▶ _What you are asked to do_
Transcribe the data in full and exactly, omitting any pictures.

▶ _Extracted information_
○ ○ ○

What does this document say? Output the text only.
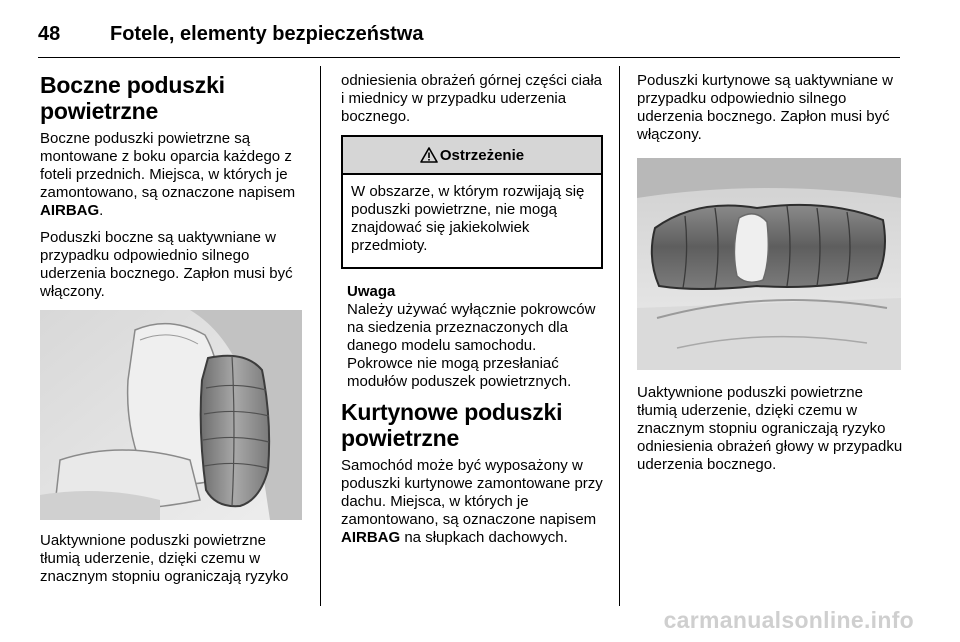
48	Fotele, elementy bezpieczeństwa
Boczne poduszki powietrzne

Boczne poduszki powietrzne są montowane z boku oparcia każdego z foteli przednich. Miejsca, w których je zamontowano, są oznaczone napisem AIRBAG.

Poduszki boczne są uaktywniane w przypadku odpowiednio silnego uderzenia bocznego. Zapłon musi być włączony.

Uaktywnione poduszki powietrzne tłumią uderzenie, dzięki czemu w znacznym stopniu ograniczają ryzyko

odniesienia obrażeń górnej części ciała i miednicy w przypadku uderzenia bocznego.

Ostrzeżenie

W obszarze, w którym rozwijają się poduszki powietrzne, nie mogą znajdować się jakiekolwiek przedmioty.

Uwaga

Należy używać wyłącznie pokrowców na siedzenia przeznaczonych dla danego modelu samochodu. Pokrowce nie mogą przesłaniać modułów poduszek powietrznych.

Kurtynowe poduszki powietrzne

Samochód może być wyposażony w poduszki kurtynowe zamontowane przy dachu. Miejsca, w których je zamontowano, są oznaczone napisem AIRBAG na słupkach dachowych.

Poduszki kurtynowe są uaktywniane w przypadku odpowiednio silnego uderzenia bocznego. Zapłon musi być włączony.

Uaktywnione poduszki powietrzne tłumią uderzenie, dzięki czemu w znacznym stopniu ograniczają ryzyko odniesienia obrażeń głowy w przypadku uderzenia bocznego.

carmanualsonline.info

○ ○ ○

▶ _Reply_
What does this document say? Output the text only.
48	Fotele, elementy bezpieczeństwa
Boczne poduszki powietrzne

Boczne poduszki powietrzne są montowane z boku oparcia każdego z foteli przednich. Miejsca, w których je zamontowano, są oznaczone napisem AIRBAG.

Poduszki boczne są uaktywniane w przypadku odpowiednio silnego uderzenia bocznego. Zapłon musi być włączony.

Uaktywnione poduszki powietrzne tłumią uderzenie, dzięki czemu w znacznym stopniu ograniczają ryzyko

odniesienia obrażeń górnej części ciała i miednicy w przypadku uderzenia bocznego.

Ostrzeżenie

W obszarze, w którym rozwijają się poduszki powietrzne, nie mogą znajdować się jakiekolwiek przedmioty.

Uwaga

Należy używać wyłącznie pokrowców na siedzenia przeznaczonych dla danego modelu samochodu. Pokrowce nie mogą przesłaniać modułów poduszek powietrznych.

Kurtynowe poduszki powietrzne

Samochód może być wyposażony w poduszki kurtynowe zamontowane przy dachu. Miejsca, w których je zamontowano, są oznaczone napisem AIRBAG na słupkach dachowych.

Poduszki kurtynowe są uaktywniane w przypadku odpowiednio silnego uderzenia bocznego. Zapłon musi być włączony.

Uaktywnione poduszki powietrzne tłumią uderzenie, dzięki czemu w znacznym stopniu ograniczają ryzyko odniesienia obrażeń głowy w przypadku uderzenia bocznego.

carmanualsonline.info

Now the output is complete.